Input rows:

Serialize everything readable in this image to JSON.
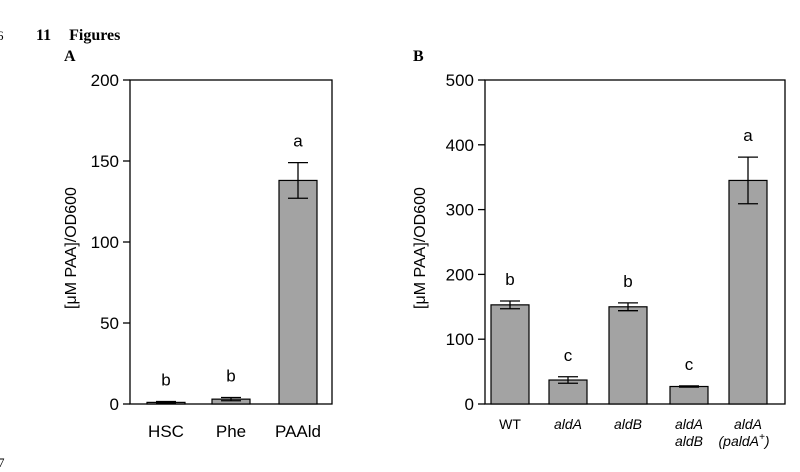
{
  "page": {
    "line_number_top": "6",
    "line_number_bottom": "7",
    "section_number": "11",
    "section_title": "Figures"
  },
  "colors": {
    "bar_fill": "#a3a3a3",
    "bar_stroke": "#000000"
  },
  "chart_data": [
    {
      "panel": "A",
      "type": "bar",
      "title": "",
      "xlabel": "",
      "ylabel": "[μM PAA]/OD600",
      "ylim": [
        0,
        200
      ],
      "yticks": [
        0,
        50,
        100,
        150,
        200
      ],
      "categories": [
        {
          "label": "HSC",
          "italic": false
        },
        {
          "label": "Phe",
          "italic": false
        },
        {
          "label": "PAAld",
          "italic": false
        }
      ],
      "values": [
        1,
        3,
        138
      ],
      "errors": [
        0.5,
        1,
        11
      ],
      "significance": [
        "b",
        "b",
        "a"
      ],
      "grid": false,
      "legend": "none"
    },
    {
      "panel": "B",
      "type": "bar",
      "title": "",
      "xlabel": "",
      "ylabel": "[μM PAA]/OD600",
      "ylim": [
        0,
        500
      ],
      "yticks": [
        0,
        100,
        200,
        300,
        400,
        500
      ],
      "categories": [
        {
          "label": "WT",
          "italic": false
        },
        {
          "label": "aldA",
          "italic": true
        },
        {
          "label": "aldB",
          "italic": true
        },
        {
          "label": "aldA aldB",
          "lines": [
            "aldA",
            "aldB"
          ],
          "italic": true
        },
        {
          "label": "aldA (paldA+)",
          "lines": [
            "aldA",
            "(paldA",
            "+",
            ")"
          ],
          "italic": true
        }
      ],
      "values": [
        153,
        37,
        150,
        27,
        345
      ],
      "errors": [
        6,
        5,
        6,
        1,
        36
      ],
      "significance": [
        "b",
        "c",
        "b",
        "c",
        "a"
      ],
      "grid": false,
      "legend": "none"
    }
  ]
}
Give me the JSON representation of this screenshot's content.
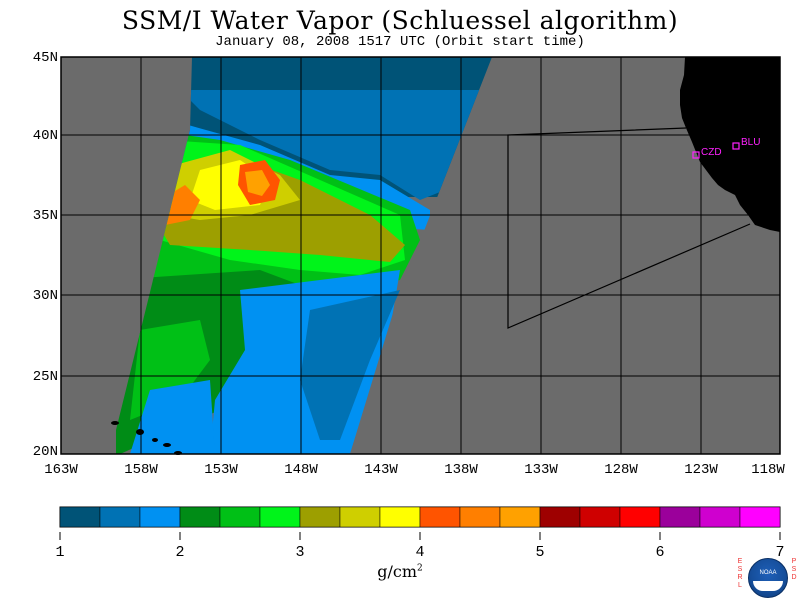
{
  "title": "SSM/I Water Vapor (Schluessel algorithm)",
  "subtitle": "January 08, 2008  1517 UTC  (Orbit start time)",
  "map": {
    "extent": {
      "lon_west": -163,
      "lon_east": -118,
      "lat_south": 20,
      "lat_north": 45
    },
    "lat_labels": [
      "45N",
      "40N",
      "35N",
      "30N",
      "25N",
      "20N"
    ],
    "lon_labels": [
      "163W",
      "158W",
      "153W",
      "148W",
      "143W",
      "138W",
      "133W",
      "128W",
      "123W",
      "118W"
    ],
    "gridlines": true,
    "colors": {
      "no_data": "#6b6b6b",
      "land": "#000000",
      "grid": "#000000"
    },
    "stations": [
      {
        "id": "CZD",
        "lon": -122.9,
        "lat": 38.6
      },
      {
        "id": "BLU",
        "lon": -120.8,
        "lat": 39.2
      }
    ],
    "station_color": "#ff22ff"
  },
  "colorbar": {
    "labels": [
      "1",
      "2",
      "3",
      "4",
      "5",
      "6",
      "7"
    ],
    "colors": [
      "#005377",
      "#0072b4",
      "#0091f2",
      "#008c16",
      "#00c016",
      "#00f41a",
      "#9d9f00",
      "#cfcf00",
      "#ffff00",
      "#ff5400",
      "#ff7f00",
      "#ffa100",
      "#9e0000",
      "#cf0000",
      "#ff0000",
      "#9b009b",
      "#cf00cf",
      "#ff00ff"
    ],
    "units": "g/cm",
    "units_exponent": "2"
  },
  "logo": {
    "left_letters": "ESRL",
    "right_letters": "PSD",
    "center_text": "NOAA"
  }
}
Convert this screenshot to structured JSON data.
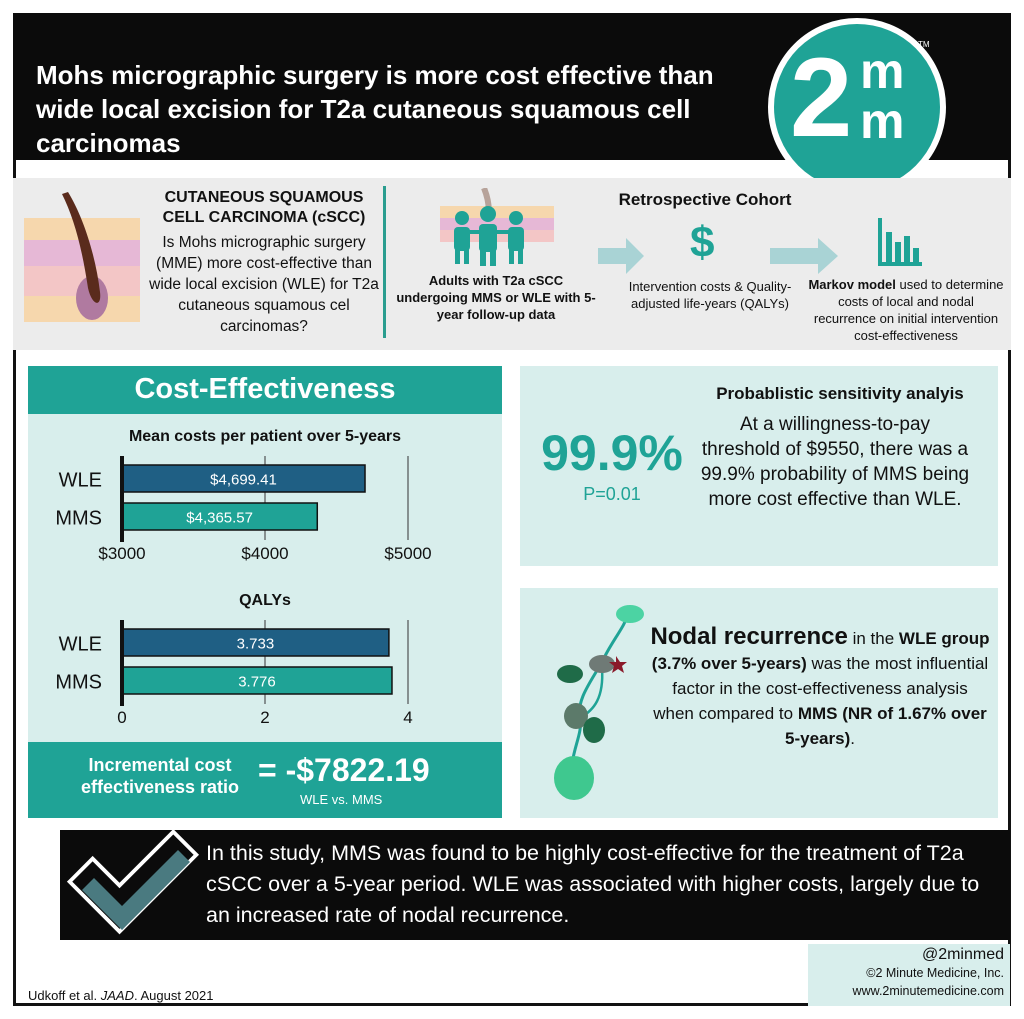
{
  "header": {
    "title": "Mohs micrographic surgery is more cost effective than wide local excision for T2a cutaneous squamous cell carcinomas",
    "logo": {
      "big": "2",
      "small_top": "m",
      "small_bottom": "m",
      "tm": "TM"
    }
  },
  "overview": {
    "question_heading": "CUTANEOUS SQUAMOUS CELL CARCINOMA (cSCC)",
    "question_body": "Is Mohs micrographic surgery (MME) more cost-effective than wide local excision (WLE) for T2a cutaneous squamous cel carcinomas?",
    "cohort_title": "Retrospective Cohort",
    "step1": "Adults with T2a cSCC undergoing MMS or WLE with 5-year follow-up data",
    "step2_icon": "$",
    "step2": "Intervention costs & Quality-adjusted life-years (QALYs)",
    "step3_bold": "Markov model",
    "step3_rest": " used to determine costs of local and nodal recurrence on initial intervention cost-effectiveness"
  },
  "cost_effectiveness": {
    "header": "Cost-Effectiveness",
    "icer_label": "Incremental cost effectiveness ratio",
    "icer_value": "= -$7822.19",
    "icer_sub": "WLE vs. MMS"
  },
  "chart_data": [
    {
      "type": "bar",
      "orientation": "horizontal",
      "title": "Mean costs per patient over 5-years",
      "categories": [
        "WLE",
        "MMS"
      ],
      "values": [
        4699.41,
        4365.57
      ],
      "data_labels": [
        "$4,699.41",
        "$4,365.57"
      ],
      "colors": [
        "#1f5f84",
        "#1fa396"
      ],
      "xlim": [
        3000,
        5000
      ],
      "ticks": [
        3000,
        4000,
        5000
      ],
      "tick_labels": [
        "$3000",
        "$4000",
        "$5000"
      ],
      "grid": true
    },
    {
      "type": "bar",
      "orientation": "horizontal",
      "title": "QALYs",
      "categories": [
        "WLE",
        "MMS"
      ],
      "values": [
        3.733,
        3.776
      ],
      "data_labels": [
        "3.733",
        "3.776"
      ],
      "colors": [
        "#1f5f84",
        "#1fa396"
      ],
      "xlim": [
        0,
        4
      ],
      "ticks": [
        0,
        2,
        4
      ],
      "tick_labels": [
        "0",
        "2",
        "4"
      ],
      "grid": true
    }
  ],
  "psa": {
    "big_value": "99.9%",
    "p_value": "P=0.01",
    "heading": "Probablistic sensitivity analyis",
    "body": "At a willingness-to-pay threshold of $9550, there was a 99.9% probability of MMS being more cost effective than WLE."
  },
  "nodal": {
    "lead": "Nodal recurrence",
    "t1": " in the ",
    "group": "WLE group (3.7% over 5-years)",
    "t2": " was the most influential factor in the cost-effectiveness analysis when compared to ",
    "mms": "MMS",
    "nr": "(NR of 1.67% over 5-years)",
    "end": "."
  },
  "conclusion": "In this study, MMS was found to be highly cost-effective for the treatment of T2a cSCC over a 5-year period. WLE was associated with higher costs, largely due to an increased rate of nodal recurrence.",
  "footer": {
    "handle": "@2minmed",
    "copyright": "©2 Minute Medicine, Inc.",
    "website": "www.2minutemedicine.com",
    "citation_pre": "Udkoff et al. ",
    "citation_journal": "JAAD",
    "citation_post": ". August 2021"
  },
  "colors": {
    "teal": "#1fa396",
    "navy_bar": "#1f5f84",
    "panel_bg": "#d8eeec",
    "header_bg": "#0b0b0b"
  }
}
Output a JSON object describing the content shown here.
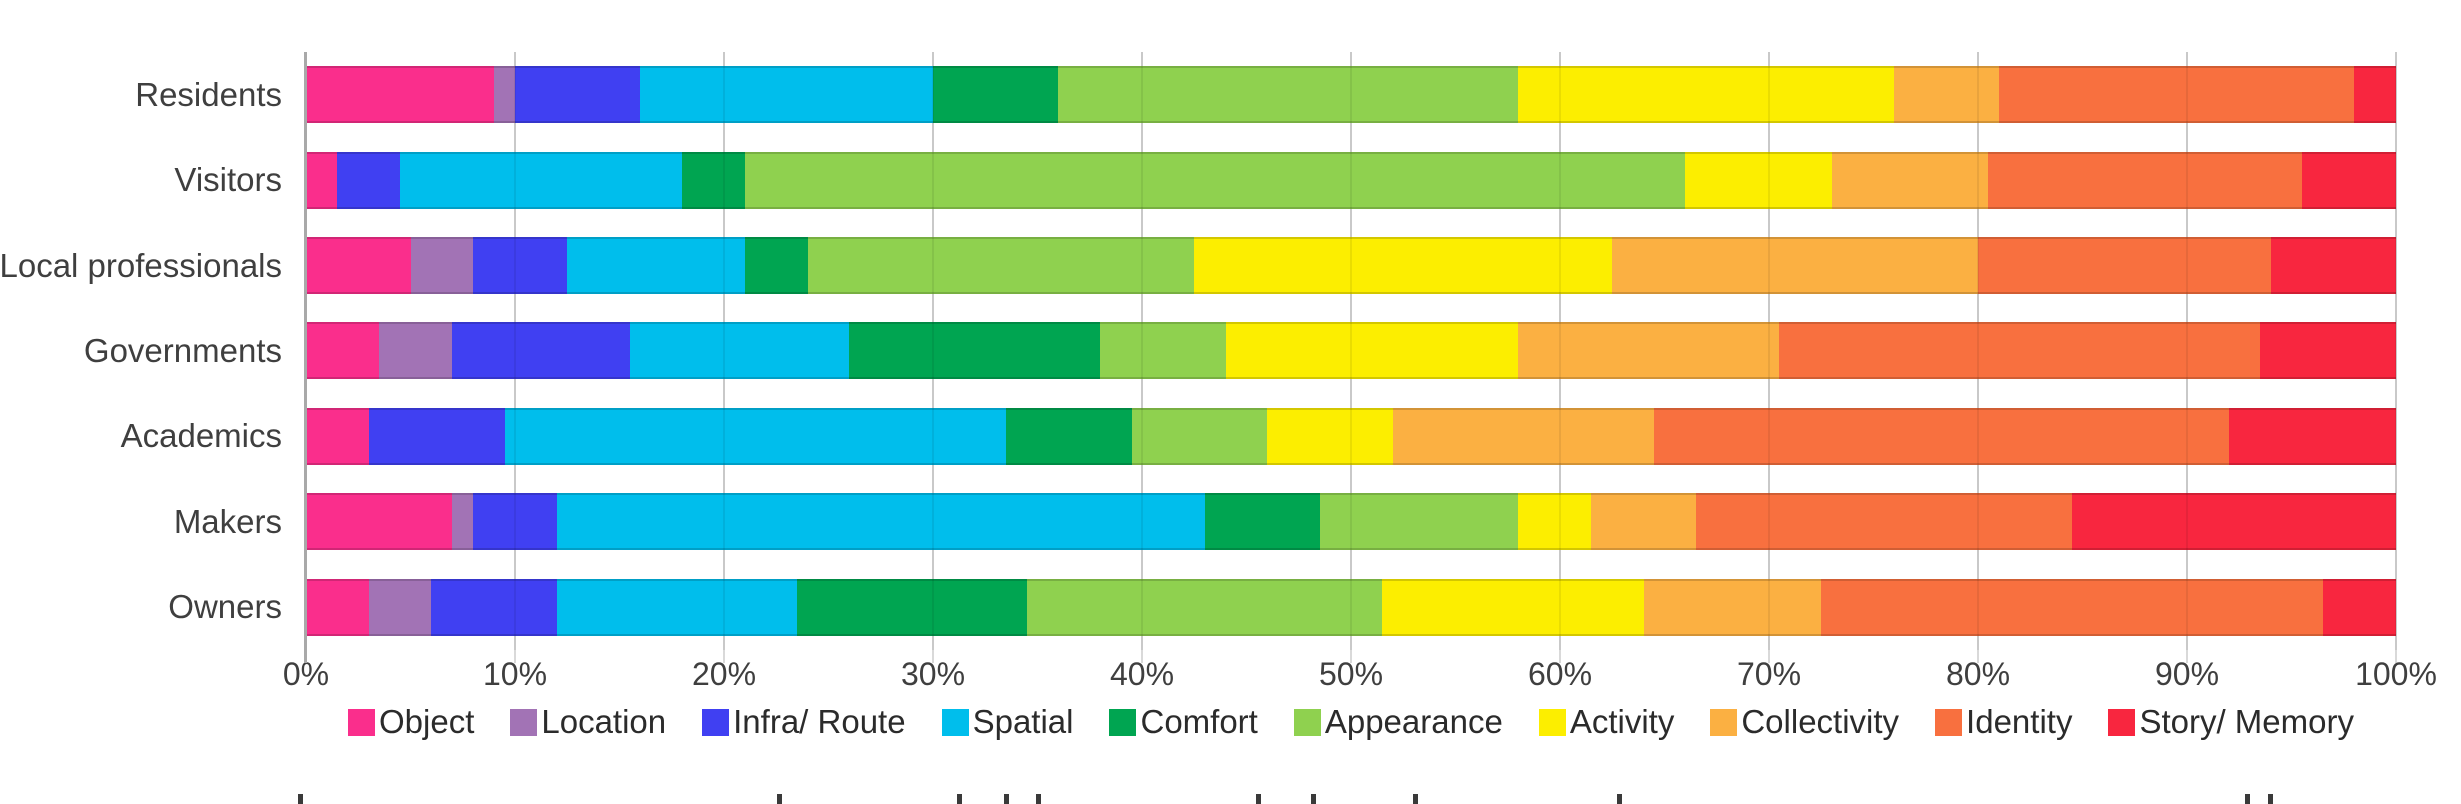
{
  "chart_data": {
    "type": "bar",
    "orientation": "horizontal",
    "stacked": true,
    "unit": "percent",
    "title": "",
    "categories": [
      "Residents",
      "Visitors",
      "Local professionals",
      "Governments",
      "Academics",
      "Makers",
      "Owners"
    ],
    "series": [
      {
        "name": "Object",
        "color": "#FA2E8C",
        "values": [
          9,
          1.5,
          5,
          3.5,
          3,
          7,
          3
        ]
      },
      {
        "name": "Location",
        "color": "#A273B5",
        "values": [
          1,
          0,
          3,
          3.5,
          0,
          1,
          3
        ]
      },
      {
        "name": "Infra/ Route",
        "color": "#4040F2",
        "values": [
          6,
          3,
          4.5,
          8.5,
          6.5,
          4,
          6
        ]
      },
      {
        "name": "Spatial",
        "color": "#00BEEC",
        "values": [
          14,
          13.5,
          8.5,
          10.5,
          24,
          31,
          11.5
        ]
      },
      {
        "name": "Comfort",
        "color": "#00A551",
        "values": [
          6,
          3,
          3,
          12,
          6,
          5.5,
          11
        ]
      },
      {
        "name": "Appearance",
        "color": "#8FD14F",
        "values": [
          22,
          45,
          18.5,
          6,
          6.5,
          9.5,
          17
        ]
      },
      {
        "name": "Activity",
        "color": "#FCEE00",
        "values": [
          18,
          7,
          20,
          14,
          6,
          3.5,
          12.5
        ]
      },
      {
        "name": "Collectivity",
        "color": "#FBB042",
        "values": [
          5,
          7.5,
          17.5,
          12.5,
          12.5,
          5,
          8.5
        ]
      },
      {
        "name": "Identity",
        "color": "#F8703F",
        "values": [
          17,
          15,
          14,
          23,
          27.5,
          18,
          24
        ]
      },
      {
        "name": "Story/ Memory",
        "color": "#F8263F",
        "values": [
          2,
          4.5,
          6,
          6.5,
          8,
          15.5,
          3.5
        ]
      }
    ],
    "x_axis": {
      "min": 0,
      "max": 100,
      "tick_step": 10,
      "tick_labels": [
        "0%",
        "10%",
        "20%",
        "30%",
        "40%",
        "50%",
        "60%",
        "70%",
        "80%",
        "90%",
        "100%"
      ],
      "grid": true
    },
    "legend_position": "bottom",
    "colors": {
      "axis_text": "#3f3f3f",
      "gridline": "#d9d9d9",
      "axis_line": "#a9a9a9",
      "background": "#ffffff"
    }
  }
}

Exercise brief: Pull every line containing the word "this" out of the material.

Written solution:
Serialize everything readable in this image to JSON.
Give me the JSON representation of this screenshot's content.
Convert this screenshot to structured JSON data.
  "conclusion": "In this study, MMS was found to be highly cost-effective for the treatment of T2a cSCC over a 5-year period. WLE was associated with higher costs, largely due to an increased rate of nodal recurrence.",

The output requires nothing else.